# [Exercise details]
Copy each of the following rows without any change.

# [Data to use]

.....

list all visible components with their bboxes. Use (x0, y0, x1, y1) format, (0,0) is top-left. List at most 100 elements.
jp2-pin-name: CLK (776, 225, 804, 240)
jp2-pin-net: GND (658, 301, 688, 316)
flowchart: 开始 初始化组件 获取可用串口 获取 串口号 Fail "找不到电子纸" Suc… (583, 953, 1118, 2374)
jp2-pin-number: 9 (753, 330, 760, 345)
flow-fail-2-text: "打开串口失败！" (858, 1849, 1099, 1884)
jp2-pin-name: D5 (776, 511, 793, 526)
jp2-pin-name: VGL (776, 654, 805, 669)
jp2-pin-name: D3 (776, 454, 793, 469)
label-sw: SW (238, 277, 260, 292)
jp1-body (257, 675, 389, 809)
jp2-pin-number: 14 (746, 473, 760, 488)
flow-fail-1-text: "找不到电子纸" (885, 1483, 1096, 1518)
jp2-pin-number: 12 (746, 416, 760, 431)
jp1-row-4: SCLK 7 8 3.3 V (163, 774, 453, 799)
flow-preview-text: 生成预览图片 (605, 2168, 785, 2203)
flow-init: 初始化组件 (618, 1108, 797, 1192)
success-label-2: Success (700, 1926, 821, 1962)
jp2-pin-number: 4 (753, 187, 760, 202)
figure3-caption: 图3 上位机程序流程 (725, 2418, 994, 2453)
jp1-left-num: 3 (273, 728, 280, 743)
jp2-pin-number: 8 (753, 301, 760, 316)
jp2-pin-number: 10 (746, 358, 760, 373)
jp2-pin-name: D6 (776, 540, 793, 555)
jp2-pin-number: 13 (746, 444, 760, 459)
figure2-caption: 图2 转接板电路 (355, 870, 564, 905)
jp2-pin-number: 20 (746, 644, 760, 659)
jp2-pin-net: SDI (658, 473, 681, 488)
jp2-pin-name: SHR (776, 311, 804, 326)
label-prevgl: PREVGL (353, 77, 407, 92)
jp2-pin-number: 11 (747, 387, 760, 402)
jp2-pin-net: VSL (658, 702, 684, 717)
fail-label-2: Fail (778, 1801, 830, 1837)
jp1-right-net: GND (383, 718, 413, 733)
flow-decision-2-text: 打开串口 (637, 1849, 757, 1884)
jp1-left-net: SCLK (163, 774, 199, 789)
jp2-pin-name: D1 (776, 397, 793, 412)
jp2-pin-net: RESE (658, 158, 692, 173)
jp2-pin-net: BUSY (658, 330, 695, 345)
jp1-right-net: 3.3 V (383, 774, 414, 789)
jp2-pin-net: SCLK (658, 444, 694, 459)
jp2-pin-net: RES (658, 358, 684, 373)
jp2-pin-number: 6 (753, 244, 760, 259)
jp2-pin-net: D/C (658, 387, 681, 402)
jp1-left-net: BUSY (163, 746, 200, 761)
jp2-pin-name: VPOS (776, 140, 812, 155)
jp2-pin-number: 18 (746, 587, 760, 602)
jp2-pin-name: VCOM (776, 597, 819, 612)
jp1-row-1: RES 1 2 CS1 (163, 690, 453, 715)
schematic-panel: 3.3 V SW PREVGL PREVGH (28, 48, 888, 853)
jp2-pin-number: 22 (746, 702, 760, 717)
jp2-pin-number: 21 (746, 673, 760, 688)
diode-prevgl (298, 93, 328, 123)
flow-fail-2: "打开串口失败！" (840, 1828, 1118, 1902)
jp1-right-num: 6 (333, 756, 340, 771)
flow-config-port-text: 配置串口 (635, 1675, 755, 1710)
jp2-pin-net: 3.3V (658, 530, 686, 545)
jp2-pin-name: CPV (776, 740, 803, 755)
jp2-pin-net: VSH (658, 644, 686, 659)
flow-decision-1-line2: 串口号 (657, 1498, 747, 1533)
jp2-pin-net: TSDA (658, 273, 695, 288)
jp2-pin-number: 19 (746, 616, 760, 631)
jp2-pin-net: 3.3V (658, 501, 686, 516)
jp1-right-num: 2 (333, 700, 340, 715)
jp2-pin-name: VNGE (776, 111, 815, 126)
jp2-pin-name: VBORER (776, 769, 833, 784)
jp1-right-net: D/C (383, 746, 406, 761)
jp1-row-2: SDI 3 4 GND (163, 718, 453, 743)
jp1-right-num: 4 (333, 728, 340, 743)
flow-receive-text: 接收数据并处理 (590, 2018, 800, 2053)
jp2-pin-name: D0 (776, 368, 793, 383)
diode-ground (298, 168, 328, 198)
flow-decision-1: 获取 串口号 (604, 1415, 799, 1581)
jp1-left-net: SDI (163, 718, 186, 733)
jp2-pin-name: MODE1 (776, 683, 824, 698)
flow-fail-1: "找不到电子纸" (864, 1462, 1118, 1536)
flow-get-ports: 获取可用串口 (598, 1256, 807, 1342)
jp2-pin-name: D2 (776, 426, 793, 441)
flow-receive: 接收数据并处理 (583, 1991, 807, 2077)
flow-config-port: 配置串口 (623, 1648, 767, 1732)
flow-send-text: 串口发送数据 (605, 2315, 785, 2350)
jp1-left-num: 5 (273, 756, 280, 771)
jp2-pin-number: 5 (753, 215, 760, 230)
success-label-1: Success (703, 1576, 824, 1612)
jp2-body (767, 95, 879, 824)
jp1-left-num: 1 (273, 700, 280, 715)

.....

# [The reply]
list all visible components with their bboxes. Use (x0, y0, x1, y1) format, (0,0) is top-left. List at most 100 elements.
jp2-pin-name: CLK (776, 225, 804, 240)
jp2-pin-net: GND (658, 301, 688, 316)
flowchart: 开始 初始化组件 获取可用串口 获取 串口号 Fail "找不到电子纸" Suc… (583, 953, 1118, 2374)
jp2-pin-number: 9 (753, 330, 760, 345)
flow-fail-2-text: "打开串口失败！" (858, 1849, 1099, 1884)
jp2-pin-name: D5 (776, 511, 793, 526)
jp2-pin-name: VGL (776, 654, 805, 669)
jp2-pin-name: D3 (776, 454, 793, 469)
label-sw: SW (238, 277, 260, 292)
jp1-body (257, 675, 389, 809)
jp2-pin-number: 14 (746, 473, 760, 488)
flow-fail-1-text: "找不到电子纸" (885, 1483, 1096, 1518)
jp2-pin-number: 12 (746, 416, 760, 431)
jp1-row-4: SCLK 7 8 3.3 V (163, 774, 453, 799)
flow-preview-text: 生成预览图片 (605, 2168, 785, 2203)
flow-init: 初始化组件 (618, 1108, 797, 1192)
success-label-2: Success (700, 1926, 821, 1962)
jp2-pin-number: 4 (753, 187, 760, 202)
figure3-caption: 图3 上位机程序流程 (725, 2418, 994, 2453)
jp1-left-num: 3 (273, 728, 280, 743)
jp2-pin-number: 8 (753, 301, 760, 316)
jp2-pin-number: 10 (746, 358, 760, 373)
jp2-pin-name: D6 (776, 540, 793, 555)
jp2-pin-number: 13 (746, 444, 760, 459)
figure2-caption: 图2 转接板电路 (355, 870, 564, 905)
jp2-pin-number: 20 (746, 644, 760, 659)
jp2-pin-net: SDI (658, 473, 681, 488)
jp2-pin-name: SHR (776, 311, 804, 326)
label-prevgl: PREVGL (353, 77, 407, 92)
jp2-pin-number: 11 (747, 387, 760, 402)
jp2-pin-net: VSL (658, 702, 684, 717)
fail-label-2: Fail (778, 1801, 830, 1837)
jp1-right-net: GND (383, 718, 413, 733)
flow-decision-2-text: 打开串口 (637, 1849, 757, 1884)
jp1-left-net: SCLK (163, 774, 199, 789)
jp2-pin-name: D1 (776, 397, 793, 412)
jp2-pin-net: RESE (658, 158, 692, 173)
jp2-pin-net: BUSY (658, 330, 695, 345)
jp1-right-net: 3.3 V (383, 774, 414, 789)
jp2-pin-net: SCLK (658, 444, 694, 459)
jp2-pin-net: RES (658, 358, 684, 373)
jp2-pin-number: 6 (753, 244, 760, 259)
jp2-pin-net: D/C (658, 387, 681, 402)
jp1-left-net: BUSY (163, 746, 200, 761)
jp2-pin-name: VPOS (776, 140, 812, 155)
jp2-pin-number: 18 (746, 587, 760, 602)
jp2-pin-name: VCOM (776, 597, 819, 612)
jp1-row-1: RES 1 2 CS1 (163, 690, 453, 715)
schematic-panel: 3.3 V SW PREVGL PREVGH (28, 48, 888, 853)
jp2-pin-number: 22 (746, 702, 760, 717)
jp2-pin-number: 21 (746, 673, 760, 688)
diode-prevgl (298, 93, 328, 123)
flow-fail-2: "打开串口失败！" (840, 1828, 1118, 1902)
jp1-right-num: 6 (333, 756, 340, 771)
flow-config-port-text: 配置串口 (635, 1675, 755, 1710)
jp2-pin-net: 3.3V (658, 530, 686, 545)
jp2-pin-name: CPV (776, 740, 803, 755)
jp2-pin-net: VSH (658, 644, 686, 659)
flow-decision-1-line2: 串口号 (657, 1498, 747, 1533)
jp2-pin-net: TSDA (658, 273, 695, 288)
jp2-pin-number: 19 (746, 616, 760, 631)
jp2-pin-net: 3.3V (658, 501, 686, 516)
jp1-right-num: 2 (333, 700, 340, 715)
jp2-pin-name: VNGE (776, 111, 815, 126)
jp2-pin-name: VBORER (776, 769, 833, 784)
jp1-right-net: D/C (383, 746, 406, 761)
jp1-row-2: SDI 3 4 GND (163, 718, 453, 743)
jp1-right-num: 4 (333, 728, 340, 743)
flow-receive-text: 接收数据并处理 (590, 2018, 800, 2053)
jp2-pin-name: D0 (776, 368, 793, 383)
diode-ground (298, 168, 328, 198)
flow-decision-1: 获取 串口号 (604, 1415, 799, 1581)
jp1-left-net: SDI (163, 718, 186, 733)
jp2-pin-name: MODE1 (776, 683, 824, 698)
flow-fail-1: "找不到电子纸" (864, 1462, 1118, 1536)
flow-get-ports: 获取可用串口 (598, 1256, 807, 1342)
jp2-pin-name: D2 (776, 426, 793, 441)
flow-receive: 接收数据并处理 (583, 1991, 807, 2077)
flow-config-port: 配置串口 (623, 1648, 767, 1732)
flow-send-text: 串口发送数据 (605, 2315, 785, 2350)
jp1-left-num: 5 (273, 756, 280, 771)
jp2-pin-number: 5 (753, 215, 760, 230)
success-label-1: Success (703, 1576, 824, 1612)
jp2-body (767, 95, 879, 824)
jp1-left-num: 1 (273, 700, 280, 715)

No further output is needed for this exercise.